=== WORK INSTRUCTIONS ===
Repeat all of the data precisely.

Data entries
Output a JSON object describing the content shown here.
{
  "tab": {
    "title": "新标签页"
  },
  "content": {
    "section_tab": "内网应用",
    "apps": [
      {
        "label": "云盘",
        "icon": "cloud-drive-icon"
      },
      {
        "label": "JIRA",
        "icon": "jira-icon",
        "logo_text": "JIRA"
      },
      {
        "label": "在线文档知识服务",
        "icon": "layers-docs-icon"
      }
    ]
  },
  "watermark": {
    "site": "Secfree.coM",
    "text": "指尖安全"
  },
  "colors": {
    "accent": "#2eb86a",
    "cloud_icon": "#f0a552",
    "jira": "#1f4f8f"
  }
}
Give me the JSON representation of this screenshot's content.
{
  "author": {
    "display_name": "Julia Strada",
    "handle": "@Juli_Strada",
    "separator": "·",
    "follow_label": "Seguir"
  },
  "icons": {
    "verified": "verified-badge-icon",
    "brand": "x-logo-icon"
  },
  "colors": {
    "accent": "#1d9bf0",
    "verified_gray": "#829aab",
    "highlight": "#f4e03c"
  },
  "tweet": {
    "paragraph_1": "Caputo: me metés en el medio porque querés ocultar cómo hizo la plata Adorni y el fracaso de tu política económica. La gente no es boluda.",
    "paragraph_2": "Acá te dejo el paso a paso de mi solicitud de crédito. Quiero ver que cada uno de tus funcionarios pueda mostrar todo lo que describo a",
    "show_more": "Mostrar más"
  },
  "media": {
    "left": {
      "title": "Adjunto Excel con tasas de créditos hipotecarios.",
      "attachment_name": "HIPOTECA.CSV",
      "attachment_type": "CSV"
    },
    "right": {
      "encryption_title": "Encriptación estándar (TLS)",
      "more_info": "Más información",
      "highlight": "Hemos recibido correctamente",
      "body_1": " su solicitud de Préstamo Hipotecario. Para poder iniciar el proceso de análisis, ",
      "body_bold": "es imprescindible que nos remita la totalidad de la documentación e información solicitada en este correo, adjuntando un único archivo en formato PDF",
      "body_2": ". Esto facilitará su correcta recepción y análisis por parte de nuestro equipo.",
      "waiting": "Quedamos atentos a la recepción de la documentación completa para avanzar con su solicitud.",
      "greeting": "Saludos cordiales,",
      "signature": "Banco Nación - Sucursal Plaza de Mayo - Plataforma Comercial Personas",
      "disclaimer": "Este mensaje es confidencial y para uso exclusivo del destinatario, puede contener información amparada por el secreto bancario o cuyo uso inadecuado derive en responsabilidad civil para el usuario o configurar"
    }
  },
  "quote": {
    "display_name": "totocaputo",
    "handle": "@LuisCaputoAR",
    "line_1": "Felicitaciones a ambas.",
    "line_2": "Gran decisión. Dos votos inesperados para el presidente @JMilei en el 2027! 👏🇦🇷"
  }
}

=== OUTPUT ===
Output a JSON object describing the content shown here.
{
  "tab": {
    "title": "新标签页"
  },
  "content": {
    "section_tab": "内网应用",
    "apps": [
      {
        "label": "云盘",
        "icon": "cloud-drive-icon"
      },
      {
        "label": "JIRA",
        "icon": "jira-icon",
        "logo_text": "JIRA"
      },
      {
        "label": "在线文档知识服务",
        "icon": "layers-docs-icon"
      }
    ]
  },
  "watermark": {
    "site": "Secfree.coM",
    "text": "指尖安全"
  },
  "colors": {
    "accent": "#2eb86a",
    "cloud_icon": "#f0a552",
    "jira": "#1f4f8f"
  }
}
Give me the JSON representation of this screenshot's content.
{
  "author": {
    "display_name": "Julia Strada",
    "handle": "@Juli_Strada",
    "separator": "·",
    "follow_label": "Seguir"
  },
  "icons": {
    "verified": "verified-badge-icon",
    "brand": "x-logo-icon"
  },
  "colors": {
    "accent": "#1d9bf0",
    "verified_gray": "#829aab",
    "highlight": "#f4e03c"
  },
  "tweet": {
    "paragraph_1": "Caputo: me metés en el medio porque querés ocultar cómo hizo la plata Adorni y el fracaso de tu política económica. La gente no es boluda.",
    "paragraph_2": "Acá te dejo el paso a paso de mi solicitud de crédito. Quiero ver que cada uno de tus funcionarios pueda mostrar todo lo que describo a",
    "show_more": "Mostrar más"
  },
  "media": {
    "left": {
      "title": "Adjunto Excel con tasas de créditos hipotecarios.",
      "attachment_name": "HIPOTECA.CSV",
      "attachment_type": "CSV"
    },
    "right": {
      "encryption_title": "Encriptación estándar (TLS)",
      "more_info": "Más información",
      "highlight": "Hemos recibido correctamente",
      "body_1": " su solicitud de Préstamo Hipotecario. Para poder iniciar el proceso de análisis, ",
      "body_bold": "es imprescindible que nos remita la totalidad de la documentación e información solicitada en este correo, adjuntando un único archivo en formato PDF",
      "body_2": ". Esto facilitará su correcta recepción y análisis por parte de nuestro equipo.",
      "waiting": "Quedamos atentos a la recepción de la documentación completa para avanzar con su solicitud.",
      "greeting": "Saludos cordiales,",
      "signature": "Banco Nación - Sucursal Plaza de Mayo - Plataforma Comercial Personas",
      "disclaimer": "Este mensaje es confidencial y para uso exclusivo del destinatario, puede contener información amparada por el secreto bancario o cuyo uso inadecuado derive en responsabilidad civil para el usuario o configurar"
    }
  },
  "quote": {
    "display_name": "totocaputo",
    "handle": "@LuisCaputoAR",
    "line_1": "Felicitaciones a ambas.",
    "line_2": "Gran decisión. Dos votos inesperados para el presidente @JMilei en el 2027! 👏🇦🇷"
  }
}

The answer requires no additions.